Entries from a page text collection

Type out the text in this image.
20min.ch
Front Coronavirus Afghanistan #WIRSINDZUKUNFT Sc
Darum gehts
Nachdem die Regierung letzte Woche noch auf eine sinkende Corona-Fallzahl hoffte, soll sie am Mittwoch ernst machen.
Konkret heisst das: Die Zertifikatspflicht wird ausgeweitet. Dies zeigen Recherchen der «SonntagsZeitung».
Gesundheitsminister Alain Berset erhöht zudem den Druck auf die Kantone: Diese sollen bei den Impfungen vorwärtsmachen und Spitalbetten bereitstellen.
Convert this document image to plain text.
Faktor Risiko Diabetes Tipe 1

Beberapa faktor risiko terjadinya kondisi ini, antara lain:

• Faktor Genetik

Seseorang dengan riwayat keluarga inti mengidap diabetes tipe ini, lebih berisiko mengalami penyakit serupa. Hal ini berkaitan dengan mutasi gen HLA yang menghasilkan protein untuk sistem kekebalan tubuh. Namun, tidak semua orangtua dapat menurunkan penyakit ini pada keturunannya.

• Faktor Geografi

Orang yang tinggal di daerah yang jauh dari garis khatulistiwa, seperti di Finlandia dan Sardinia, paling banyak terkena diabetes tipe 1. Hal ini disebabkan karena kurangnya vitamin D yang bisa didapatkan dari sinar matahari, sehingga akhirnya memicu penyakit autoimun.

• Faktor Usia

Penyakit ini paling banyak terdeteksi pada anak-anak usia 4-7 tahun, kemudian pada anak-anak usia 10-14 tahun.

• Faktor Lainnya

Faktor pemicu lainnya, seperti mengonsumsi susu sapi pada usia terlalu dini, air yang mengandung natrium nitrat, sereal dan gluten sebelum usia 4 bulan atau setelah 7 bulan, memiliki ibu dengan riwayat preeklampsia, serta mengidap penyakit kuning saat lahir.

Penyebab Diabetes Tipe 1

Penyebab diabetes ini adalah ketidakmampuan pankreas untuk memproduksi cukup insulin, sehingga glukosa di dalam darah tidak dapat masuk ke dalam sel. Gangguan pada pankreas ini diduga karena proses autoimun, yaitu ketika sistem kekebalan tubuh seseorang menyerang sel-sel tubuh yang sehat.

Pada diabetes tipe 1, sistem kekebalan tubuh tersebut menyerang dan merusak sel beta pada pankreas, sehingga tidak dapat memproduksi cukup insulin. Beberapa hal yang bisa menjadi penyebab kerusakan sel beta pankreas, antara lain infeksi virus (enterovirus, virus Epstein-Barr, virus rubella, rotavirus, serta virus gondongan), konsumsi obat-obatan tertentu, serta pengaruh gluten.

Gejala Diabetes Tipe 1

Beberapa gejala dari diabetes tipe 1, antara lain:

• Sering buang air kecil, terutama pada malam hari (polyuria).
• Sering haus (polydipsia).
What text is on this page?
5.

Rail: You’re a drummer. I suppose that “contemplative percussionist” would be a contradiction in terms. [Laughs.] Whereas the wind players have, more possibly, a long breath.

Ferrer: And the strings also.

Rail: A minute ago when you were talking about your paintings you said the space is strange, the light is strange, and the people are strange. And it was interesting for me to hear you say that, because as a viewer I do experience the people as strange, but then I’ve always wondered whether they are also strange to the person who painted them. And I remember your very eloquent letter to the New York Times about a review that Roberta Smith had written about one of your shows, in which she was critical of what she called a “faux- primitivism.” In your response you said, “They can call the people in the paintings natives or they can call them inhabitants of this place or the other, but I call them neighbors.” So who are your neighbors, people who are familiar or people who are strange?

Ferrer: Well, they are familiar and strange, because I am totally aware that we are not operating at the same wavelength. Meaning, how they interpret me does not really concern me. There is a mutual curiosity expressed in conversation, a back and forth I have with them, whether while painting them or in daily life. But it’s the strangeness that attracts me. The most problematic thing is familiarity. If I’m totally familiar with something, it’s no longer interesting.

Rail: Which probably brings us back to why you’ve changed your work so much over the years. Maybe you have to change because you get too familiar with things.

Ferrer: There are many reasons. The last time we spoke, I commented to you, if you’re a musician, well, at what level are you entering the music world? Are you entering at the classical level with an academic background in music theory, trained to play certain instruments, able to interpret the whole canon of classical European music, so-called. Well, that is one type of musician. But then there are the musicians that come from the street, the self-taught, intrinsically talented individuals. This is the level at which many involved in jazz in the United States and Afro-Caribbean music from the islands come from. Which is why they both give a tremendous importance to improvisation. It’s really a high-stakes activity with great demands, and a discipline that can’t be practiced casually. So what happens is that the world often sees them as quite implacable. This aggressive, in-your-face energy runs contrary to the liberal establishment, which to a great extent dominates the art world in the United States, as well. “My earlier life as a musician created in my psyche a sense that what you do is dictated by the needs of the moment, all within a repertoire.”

*TO DO*. Reproduce each line of the data containing the word "Sering".

*TASK ANSWER*.
• Sering buang air kecil, terutama pada malam hari (polyuria).
• Sering haus (polydipsia).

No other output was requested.